_THE TASK_
Where does the string "satu" appear? Copy every line of the entries below that holds it.

(Dataset records)
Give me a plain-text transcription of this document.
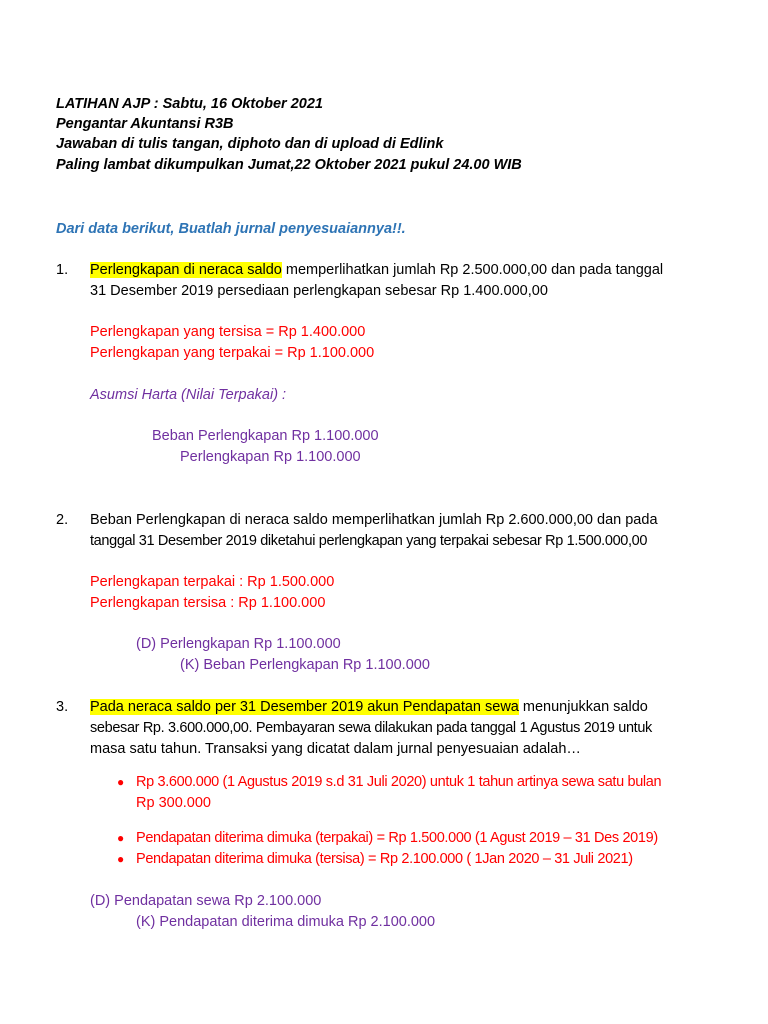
LATIHAN AJP : Sabtu, 16 Oktober 2021
Pengantar Akuntansi R3B
Jawaban di tulis tangan, diphoto dan di upload di Edlink
Paling lambat dikumpulkan Jumat,22 Oktober 2021 pukul 24.00 WIB
Dari data berikut, Buatlah jurnal penyesuaiannya!!.
1. Perlengkapan di neraca saldo memperlihatkan jumlah Rp 2.500.000,00 dan pada tanggal
31 Desember 2019 persediaan perlengkapan sebesar Rp 1.400.000,00
Perlengkapan yang tersisa = Rp 1.400.000
Perlengkapan yang terpakai = Rp 1.100.000
Asumsi Harta (Nilai Terpakai) :
Beban Perlengkapan Rp 1.100.000
Perlengkapan Rp 1.100.000
2. Beban Perlengkapan di neraca saldo memperlihatkan jumlah Rp 2.600.000,00 dan pada
tanggal 31 Desember 2019 diketahui perlengkapan yang terpakai sebesar Rp 1.500.000,00
Perlengkapan terpakai : Rp 1.500.000
Perlengkapan tersisa : Rp 1.100.000
(D) Perlengkapan Rp 1.100.000
(K) Beban Perlengkapan Rp 1.100.000
3. Pada neraca saldo per 31 Desember 2019 akun Pendapatan sewa menunjukkan saldo
sebesar Rp. 3.600.000,00. Pembayaran sewa dilakukan pada tanggal 1 Agustus 2019 untuk
masa satu tahun. Transaksi yang dicatat dalam jurnal penyesuaian adalah…
● Rp 3.600.000 (1 Agustus 2019 s.d 31 Juli 2020) untuk 1 tahun artinya sewa satu bulan
Rp 300.000
● Pendapatan diterima dimuka (terpakai) = Rp 1.500.000 (1 Agust 2019 – 31 Des 2019)
● Pendapatan diterima dimuka (tersisa) = Rp 2.100.000 ( 1Jan 2020 – 31 Juli 2021)
(D) Pendapatan sewa Rp 2.100.000
(K) Pendapatan diterima dimuka Rp 2.100.000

_FINAL RESULT_
masa satu tahun. Transaksi yang dicatat dalam jurnal penyesuaian adalah…
● Rp 3.600.000 (1 Agustus 2019 s.d 31 Juli 2020) untuk 1 tahun artinya sewa satu bulan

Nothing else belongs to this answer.